• [Input data]

━━━━

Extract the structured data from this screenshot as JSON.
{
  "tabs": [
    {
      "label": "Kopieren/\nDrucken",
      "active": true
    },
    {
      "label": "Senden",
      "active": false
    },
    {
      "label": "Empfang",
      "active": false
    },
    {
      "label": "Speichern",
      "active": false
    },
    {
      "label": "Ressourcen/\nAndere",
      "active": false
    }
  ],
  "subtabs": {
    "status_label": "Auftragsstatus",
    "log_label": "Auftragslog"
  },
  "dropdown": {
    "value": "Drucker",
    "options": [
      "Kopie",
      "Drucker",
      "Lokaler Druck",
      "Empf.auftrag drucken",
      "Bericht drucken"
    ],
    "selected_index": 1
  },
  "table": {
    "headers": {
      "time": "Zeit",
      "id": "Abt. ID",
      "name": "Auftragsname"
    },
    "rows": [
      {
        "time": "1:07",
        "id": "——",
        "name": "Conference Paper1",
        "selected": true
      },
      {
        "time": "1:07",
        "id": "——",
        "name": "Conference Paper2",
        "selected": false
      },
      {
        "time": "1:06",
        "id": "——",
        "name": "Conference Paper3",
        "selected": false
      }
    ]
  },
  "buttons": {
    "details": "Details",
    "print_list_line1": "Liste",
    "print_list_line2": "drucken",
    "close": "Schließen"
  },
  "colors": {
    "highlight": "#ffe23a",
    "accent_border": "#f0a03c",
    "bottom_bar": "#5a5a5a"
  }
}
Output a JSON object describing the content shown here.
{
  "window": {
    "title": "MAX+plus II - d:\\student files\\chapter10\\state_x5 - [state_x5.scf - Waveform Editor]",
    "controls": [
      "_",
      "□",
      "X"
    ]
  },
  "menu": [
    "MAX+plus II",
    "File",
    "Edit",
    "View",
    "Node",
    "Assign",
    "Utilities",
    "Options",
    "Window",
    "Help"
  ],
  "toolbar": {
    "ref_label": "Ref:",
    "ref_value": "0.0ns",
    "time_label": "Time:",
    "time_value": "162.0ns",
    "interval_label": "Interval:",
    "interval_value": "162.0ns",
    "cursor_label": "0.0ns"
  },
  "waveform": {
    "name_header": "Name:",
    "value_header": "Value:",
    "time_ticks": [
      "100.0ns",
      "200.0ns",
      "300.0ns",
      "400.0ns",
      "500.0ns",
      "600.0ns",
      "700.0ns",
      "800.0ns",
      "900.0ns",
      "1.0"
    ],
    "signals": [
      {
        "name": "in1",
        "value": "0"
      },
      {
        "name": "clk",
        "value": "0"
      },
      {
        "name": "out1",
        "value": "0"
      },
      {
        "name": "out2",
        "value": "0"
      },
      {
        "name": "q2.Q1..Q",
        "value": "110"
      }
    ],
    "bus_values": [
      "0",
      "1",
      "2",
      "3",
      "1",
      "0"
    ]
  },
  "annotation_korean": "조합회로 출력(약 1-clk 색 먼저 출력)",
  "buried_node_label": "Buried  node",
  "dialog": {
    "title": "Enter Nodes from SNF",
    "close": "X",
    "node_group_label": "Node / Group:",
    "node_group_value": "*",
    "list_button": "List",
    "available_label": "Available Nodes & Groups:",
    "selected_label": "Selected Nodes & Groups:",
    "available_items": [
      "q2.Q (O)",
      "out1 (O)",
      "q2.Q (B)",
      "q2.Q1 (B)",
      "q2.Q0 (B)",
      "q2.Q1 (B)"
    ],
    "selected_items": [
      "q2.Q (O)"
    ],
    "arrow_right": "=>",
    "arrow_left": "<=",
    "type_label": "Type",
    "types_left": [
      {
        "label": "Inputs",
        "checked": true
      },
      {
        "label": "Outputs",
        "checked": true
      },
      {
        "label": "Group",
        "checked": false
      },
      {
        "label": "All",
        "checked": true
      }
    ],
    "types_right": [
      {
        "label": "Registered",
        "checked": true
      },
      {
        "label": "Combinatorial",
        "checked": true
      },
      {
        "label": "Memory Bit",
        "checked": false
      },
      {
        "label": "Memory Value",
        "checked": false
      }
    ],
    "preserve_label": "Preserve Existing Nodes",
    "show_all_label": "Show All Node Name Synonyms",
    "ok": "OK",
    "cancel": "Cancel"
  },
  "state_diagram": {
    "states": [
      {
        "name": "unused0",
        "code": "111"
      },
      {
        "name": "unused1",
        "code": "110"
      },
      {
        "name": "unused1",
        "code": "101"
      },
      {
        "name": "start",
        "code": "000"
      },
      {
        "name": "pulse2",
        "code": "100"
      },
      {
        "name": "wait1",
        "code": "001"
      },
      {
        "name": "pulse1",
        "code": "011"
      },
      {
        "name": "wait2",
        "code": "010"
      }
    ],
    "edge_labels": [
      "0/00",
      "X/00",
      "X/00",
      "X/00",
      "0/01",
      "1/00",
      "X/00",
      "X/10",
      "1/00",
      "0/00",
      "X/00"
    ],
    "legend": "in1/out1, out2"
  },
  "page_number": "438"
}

━━━━

• [The exercise] Each record above should be returned exactly as it appears.

• [Correct result]
Extract the structured data from this screenshot as JSON.
{
  "tabs": [
    {
      "label": "Kopieren/\nDrucken",
      "active": true
    },
    {
      "label": "Senden",
      "active": false
    },
    {
      "label": "Empfang",
      "active": false
    },
    {
      "label": "Speichern",
      "active": false
    },
    {
      "label": "Ressourcen/\nAndere",
      "active": false
    }
  ],
  "subtabs": {
    "status_label": "Auftragsstatus",
    "log_label": "Auftragslog"
  },
  "dropdown": {
    "value": "Drucker",
    "options": [
      "Kopie",
      "Drucker",
      "Lokaler Druck",
      "Empf.auftrag drucken",
      "Bericht drucken"
    ],
    "selected_index": 1
  },
  "table": {
    "headers": {
      "time": "Zeit",
      "id": "Abt. ID",
      "name": "Auftragsname"
    },
    "rows": [
      {
        "time": "1:07",
        "id": "——",
        "name": "Conference Paper1",
        "selected": true
      },
      {
        "time": "1:07",
        "id": "——",
        "name": "Conference Paper2",
        "selected": false
      },
      {
        "time": "1:06",
        "id": "——",
        "name": "Conference Paper3",
        "selected": false
      }
    ]
  },
  "buttons": {
    "details": "Details",
    "print_list_line1": "Liste",
    "print_list_line2": "drucken",
    "close": "Schließen"
  },
  "colors": {
    "highlight": "#ffe23a",
    "accent_border": "#f0a03c",
    "bottom_bar": "#5a5a5a"
  }
}
Output a JSON object describing the content shown here.
{
  "window": {
    "title": "MAX+plus II - d:\\student files\\chapter10\\state_x5 - [state_x5.scf - Waveform Editor]",
    "controls": [
      "_",
      "□",
      "X"
    ]
  },
  "menu": [
    "MAX+plus II",
    "File",
    "Edit",
    "View",
    "Node",
    "Assign",
    "Utilities",
    "Options",
    "Window",
    "Help"
  ],
  "toolbar": {
    "ref_label": "Ref:",
    "ref_value": "0.0ns",
    "time_label": "Time:",
    "time_value": "162.0ns",
    "interval_label": "Interval:",
    "interval_value": "162.0ns",
    "cursor_label": "0.0ns"
  },
  "waveform": {
    "name_header": "Name:",
    "value_header": "Value:",
    "time_ticks": [
      "100.0ns",
      "200.0ns",
      "300.0ns",
      "400.0ns",
      "500.0ns",
      "600.0ns",
      "700.0ns",
      "800.0ns",
      "900.0ns",
      "1.0"
    ],
    "signals": [
      {
        "name": "in1",
        "value": "0"
      },
      {
        "name": "clk",
        "value": "0"
      },
      {
        "name": "out1",
        "value": "0"
      },
      {
        "name": "out2",
        "value": "0"
      },
      {
        "name": "q2.Q1..Q",
        "value": "110"
      }
    ],
    "bus_values": [
      "0",
      "1",
      "2",
      "3",
      "1",
      "0"
    ]
  },
  "annotation_korean": "조합회로 출력(약 1-clk 색 먼저 출력)",
  "buried_node_label": "Buried  node",
  "dialog": {
    "title": "Enter Nodes from SNF",
    "close": "X",
    "node_group_label": "Node / Group:",
    "node_group_value": "*",
    "list_button": "List",
    "available_label": "Available Nodes & Groups:",
    "selected_label": "Selected Nodes & Groups:",
    "available_items": [
      "q2.Q (O)",
      "out1 (O)",
      "q2.Q (B)",
      "q2.Q1 (B)",
      "q2.Q0 (B)",
      "q2.Q1 (B)"
    ],
    "selected_items": [
      "q2.Q (O)"
    ],
    "arrow_right": "=>",
    "arrow_left": "<=",
    "type_label": "Type",
    "types_left": [
      {
        "label": "Inputs",
        "checked": true
      },
      {
        "label": "Outputs",
        "checked": true
      },
      {
        "label": "Group",
        "checked": false
      },
      {
        "label": "All",
        "checked": true
      }
    ],
    "types_right": [
      {
        "label": "Registered",
        "checked": true
      },
      {
        "label": "Combinatorial",
        "checked": true
      },
      {
        "label": "Memory Bit",
        "checked": false
      },
      {
        "label": "Memory Value",
        "checked": false
      }
    ],
    "preserve_label": "Preserve Existing Nodes",
    "show_all_label": "Show All Node Name Synonyms",
    "ok": "OK",
    "cancel": "Cancel"
  },
  "state_diagram": {
    "states": [
      {
        "name": "unused0",
        "code": "111"
      },
      {
        "name": "unused1",
        "code": "110"
      },
      {
        "name": "unused1",
        "code": "101"
      },
      {
        "name": "start",
        "code": "000"
      },
      {
        "name": "pulse2",
        "code": "100"
      },
      {
        "name": "wait1",
        "code": "001"
      },
      {
        "name": "pulse1",
        "code": "011"
      },
      {
        "name": "wait2",
        "code": "010"
      }
    ],
    "edge_labels": [
      "0/00",
      "X/00",
      "X/00",
      "X/00",
      "0/01",
      "1/00",
      "X/00",
      "X/10",
      "1/00",
      "0/00",
      "X/00"
    ],
    "legend": "in1/out1, out2"
  },
  "page_number": "438"
}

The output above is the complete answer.